INPUT DATA –
========
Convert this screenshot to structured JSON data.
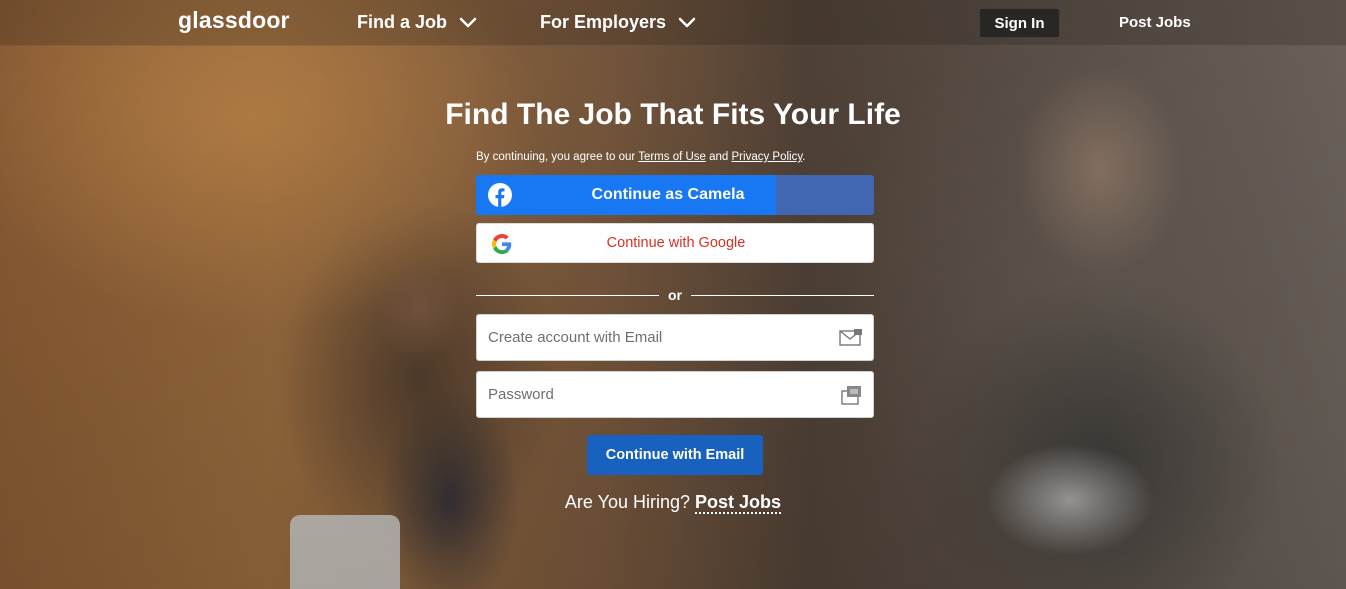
{
  "header": {
    "logo": "glassdoor",
    "nav": [
      {
        "label": "Find a Job"
      },
      {
        "label": "For Employers"
      }
    ],
    "sign_in": "Sign In",
    "post_jobs": "Post Jobs"
  },
  "main": {
    "headline": "Find The Job That Fits Your Life",
    "terms_prefix": "By continuing, you agree to our ",
    "terms_link": "Terms of Use",
    "terms_and": " and ",
    "privacy_link": "Privacy Policy",
    "terms_suffix": ".",
    "facebook_button": "Continue as Camela",
    "google_button": "Continue with Google",
    "divider": "or",
    "email_placeholder": "Create account with Email",
    "password_placeholder": "Password",
    "email_button": "Continue with Email",
    "hiring_prompt": "Are You Hiring?",
    "hiring_link": "Post Jobs"
  },
  "icons": {
    "facebook": "facebook-icon",
    "google": "google-icon",
    "email": "envelope-icon",
    "password": "key-icon",
    "chevron": "chevron-down-icon"
  },
  "colors": {
    "facebook_blue": "#1877f2",
    "facebook_dark": "#4267b2",
    "google_red": "#d93025",
    "email_button": "#1861bf"
  }
}
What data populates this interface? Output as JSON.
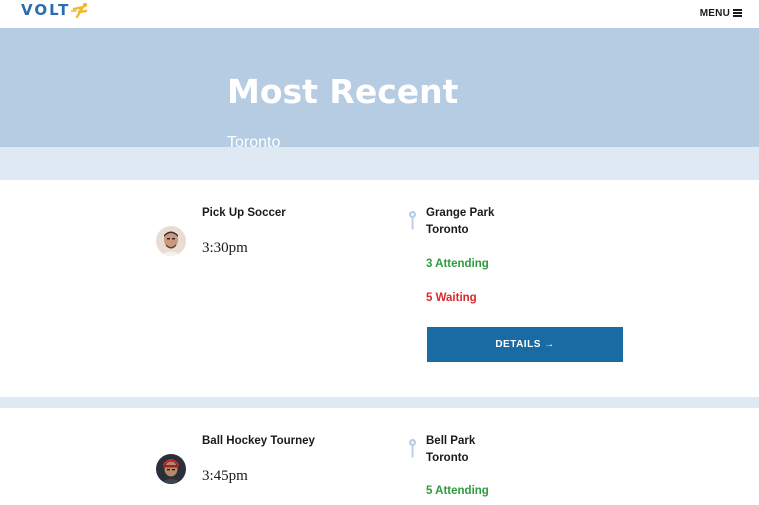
{
  "nav": {
    "logo_text": "VOLT",
    "logo_icon": "runner-bolt-icon",
    "menu_label": "MENU",
    "menu_icon": "hamburger-icon"
  },
  "hero": {
    "title": "Most Recent",
    "subtitle": "Toronto"
  },
  "events": [
    {
      "title": "Pick Up Soccer",
      "time": "3:30pm",
      "location_name": "Grange Park",
      "location_city": "Toronto",
      "attending": "3 Attending",
      "waiting": "5 Waiting",
      "details_label": "DETAILS →"
    },
    {
      "title": "Ball Hockey Tourney",
      "time": "3:45pm",
      "location_name": "Bell Park",
      "location_city": "Toronto",
      "attending": "5 Attending"
    }
  ],
  "colors": {
    "hero_bg": "#b6cce3",
    "band_bg": "#dfe9f3",
    "attending": "#2e9c3d",
    "waiting": "#d52b2b",
    "button": "#1a6aa4",
    "logo": "#2a6db0"
  }
}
========
YOUR OBJECTIVE – Look for lines containing the string "Park" and copy them all.

ANSWER FOR THIS EXERCISE –
      "location_name": "Grange Park",
      "location_name": "Bell Park",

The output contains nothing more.